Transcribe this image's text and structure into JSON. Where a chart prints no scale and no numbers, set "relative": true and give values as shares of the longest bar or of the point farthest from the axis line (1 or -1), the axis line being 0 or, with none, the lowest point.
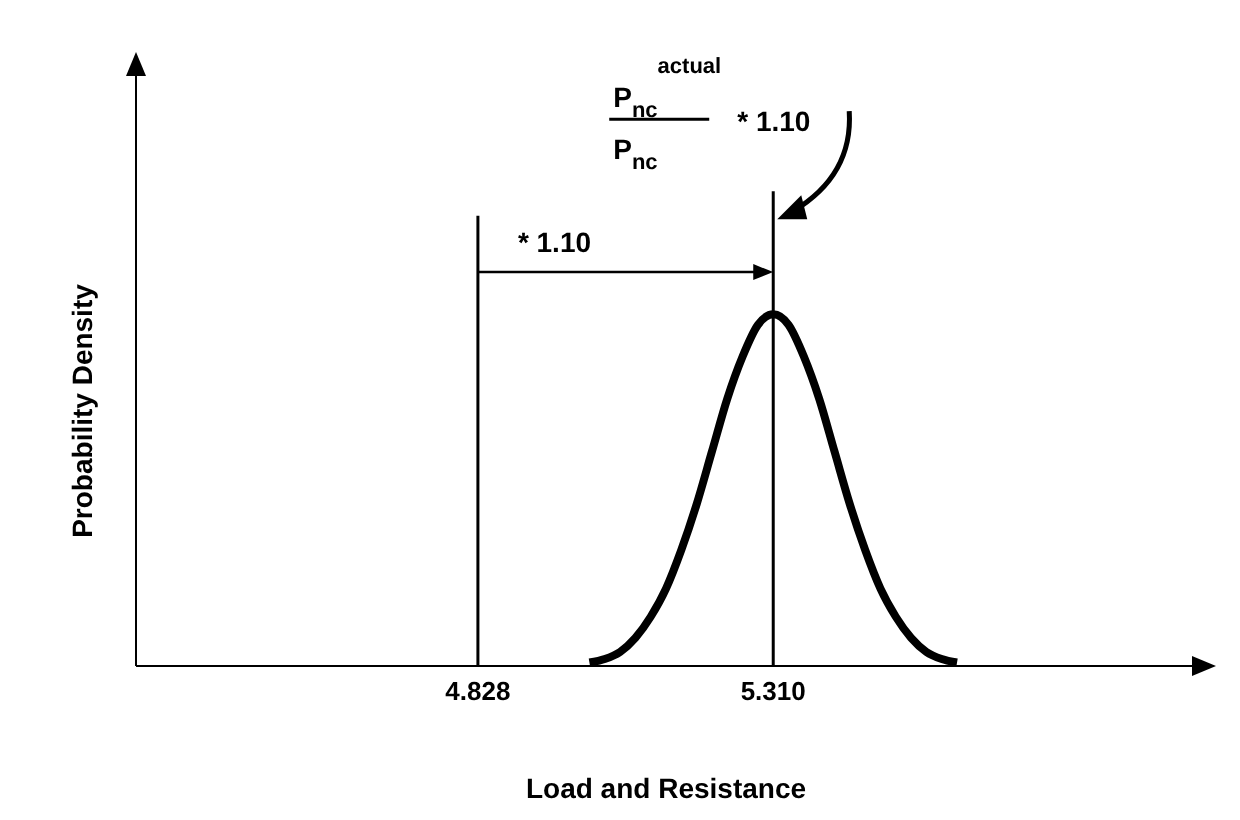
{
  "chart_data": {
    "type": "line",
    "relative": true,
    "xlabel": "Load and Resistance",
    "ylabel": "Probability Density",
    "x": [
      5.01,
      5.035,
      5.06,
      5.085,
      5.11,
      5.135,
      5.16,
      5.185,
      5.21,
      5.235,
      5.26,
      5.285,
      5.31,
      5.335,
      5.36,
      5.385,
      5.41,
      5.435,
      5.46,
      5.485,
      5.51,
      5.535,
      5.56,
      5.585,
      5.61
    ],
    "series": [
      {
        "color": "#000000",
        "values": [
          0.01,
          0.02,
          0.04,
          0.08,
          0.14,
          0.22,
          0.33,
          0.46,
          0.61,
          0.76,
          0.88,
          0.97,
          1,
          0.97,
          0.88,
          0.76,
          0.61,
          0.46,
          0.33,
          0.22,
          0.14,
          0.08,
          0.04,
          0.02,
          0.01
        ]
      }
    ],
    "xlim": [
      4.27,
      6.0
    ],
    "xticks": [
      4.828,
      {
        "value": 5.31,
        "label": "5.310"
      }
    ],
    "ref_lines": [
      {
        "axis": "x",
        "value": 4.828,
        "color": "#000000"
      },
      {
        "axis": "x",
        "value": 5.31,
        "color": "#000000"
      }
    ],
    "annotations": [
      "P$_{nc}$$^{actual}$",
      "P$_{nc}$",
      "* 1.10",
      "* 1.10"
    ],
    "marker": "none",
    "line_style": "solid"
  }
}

□ □ □ □ □

**Your task**
Using the material above, retype each entry exactly and omit the pictures.

**Problem solution**
Transcribe this image's text and structure into JSON. Where a chart prints no scale and no numbers, set "relative": true and give values as shares of the longest bar or of the point farthest from the axis line (1 or -1), the axis line being 0 or, with none, the lowest point.
{
  "chart_data": {
    "type": "line",
    "relative": true,
    "xlabel": "Load and Resistance",
    "ylabel": "Probability Density",
    "x": [
      5.01,
      5.035,
      5.06,
      5.085,
      5.11,
      5.135,
      5.16,
      5.185,
      5.21,
      5.235,
      5.26,
      5.285,
      5.31,
      5.335,
      5.36,
      5.385,
      5.41,
      5.435,
      5.46,
      5.485,
      5.51,
      5.535,
      5.56,
      5.585,
      5.61
    ],
    "series": [
      {
        "color": "#000000",
        "values": [
          0.01,
          0.02,
          0.04,
          0.08,
          0.14,
          0.22,
          0.33,
          0.46,
          0.61,
          0.76,
          0.88,
          0.97,
          1,
          0.97,
          0.88,
          0.76,
          0.61,
          0.46,
          0.33,
          0.22,
          0.14,
          0.08,
          0.04,
          0.02,
          0.01
        ]
      }
    ],
    "xlim": [
      4.27,
      6.0
    ],
    "xticks": [
      4.828,
      {
        "value": 5.31,
        "label": "5.310"
      }
    ],
    "ref_lines": [
      {
        "axis": "x",
        "value": 4.828,
        "color": "#000000"
      },
      {
        "axis": "x",
        "value": 5.31,
        "color": "#000000"
      }
    ],
    "annotations": [
      "P$_{nc}$$^{actual}$",
      "P$_{nc}$",
      "* 1.10",
      "* 1.10"
    ],
    "marker": "none",
    "line_style": "solid"
  }
}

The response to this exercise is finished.